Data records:
-=-=-=-=-

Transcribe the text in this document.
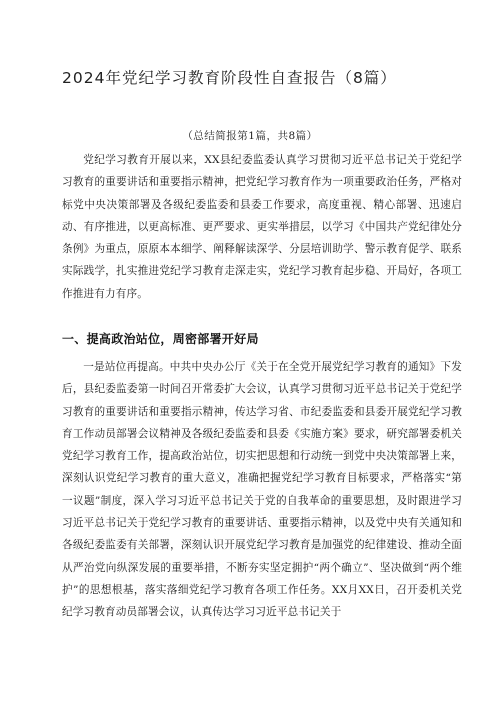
2024年党纪学习教育阶段性自查报告（8篇）
（总结简报第1篇，共8篇）
党纪学习教育开展以来，XX县纪委监委认真学习贯彻习近平总书记关于党纪学习教育的重要讲话和重要指示精神，把党纪学习教育作为一项重要政治任务，严格对标党中央决策部署及各级纪委监委和县委工作要求，高度重视、精心部署、迅速启动、有序推进，以更高标准、更严要求、更实举措层，以学习《中国共产党纪律处分条例》为重点，原原本本细学、阐释解读深学、分层培训助学、警示教育促学、联系实际践学，扎实推进党纪学习教育走深走实，党纪学习教育起步稳、开局好，各项工作推进有力有序。
一、提高政治站位，周密部署开好局
一是站位再提高。中共中央办公厅《关于在全党开展党纪学习教育的通知》下发后，县纪委监委第一时间召开常委扩大会议，认真学习贯彻习近平总书记关于党纪学习教育的重要讲话和重要指示精神，传达学习省、市纪委监委和县委开展党纪学习教育工作动员部署会议精神及各级纪委监委和县委《实施方案》要求，研究部署委机关党纪学习教育工作，提高政治站位，切实把思想和行动统一到党中央决策部署上来，深刻认识党纪学习教育的重大意义，准确把握党纪学习教育目标要求，严格落实“第一议题”制度，深入学习习近平总书记关于党的自我革命的重要思想，及时跟进学习习近平总书记关于党纪学习教育的重要讲话、重要指示精神，以及党中央有关通知和各级纪委监委有关部署，深刻认识开展党纪学习教育是加强党的纪律建设、推动全面从严治党向纵深发展的重要举措，不断夯实坚定拥护“两个确立”、坚决做到“两个维护”的思想根基，落实落细党纪学习教育各项工作任务。XX月XX日，召开委机关党纪学习教育动员部署会议，认真传达学习习近平总书记关于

-=-=-=-=-

SHORT EXERCISE:
Transcribe the material exactly, and leave out whatever pictures it holds.

COMPLETE OUTPUT:
Transcribe the text in this document.
2024年党纪学习教育阶段性自查报告（8篇）
（总结简报第1篇，共8篇）
党纪学习教育开展以来，XX县纪委监委认真学习贯彻习近平总书记关于党纪学习教育的重要讲话和重要指示精神，把党纪学习教育作为一项重要政治任务，严格对标党中央决策部署及各级纪委监委和县委工作要求，高度重视、精心部署、迅速启动、有序推进，以更高标准、更严要求、更实举措层，以学习《中国共产党纪律处分条例》为重点，原原本本细学、阐释解读深学、分层培训助学、警示教育促学、联系实际践学，扎实推进党纪学习教育走深走实，党纪学习教育起步稳、开局好，各项工作推进有力有序。
一、提高政治站位，周密部署开好局
一是站位再提高。中共中央办公厅《关于在全党开展党纪学习教育的通知》下发后，县纪委监委第一时间召开常委扩大会议，认真学习贯彻习近平总书记关于党纪学习教育的重要讲话和重要指示精神，传达学习省、市纪委监委和县委开展党纪学习教育工作动员部署会议精神及各级纪委监委和县委《实施方案》要求，研究部署委机关党纪学习教育工作，提高政治站位，切实把思想和行动统一到党中央决策部署上来，深刻认识党纪学习教育的重大意义，准确把握党纪学习教育目标要求，严格落实“第一议题”制度，深入学习习近平总书记关于党的自我革命的重要思想，及时跟进学习习近平总书记关于党纪学习教育的重要讲话、重要指示精神，以及党中央有关通知和各级纪委监委有关部署，深刻认识开展党纪学习教育是加强党的纪律建设、推动全面从严治党向纵深发展的重要举措，不断夯实坚定拥护“两个确立”、坚决做到“两个维护”的思想根基，落实落细党纪学习教育各项工作任务。XX月XX日，召开委机关党纪学习教育动员部署会议，认真传达学习习近平总书记关于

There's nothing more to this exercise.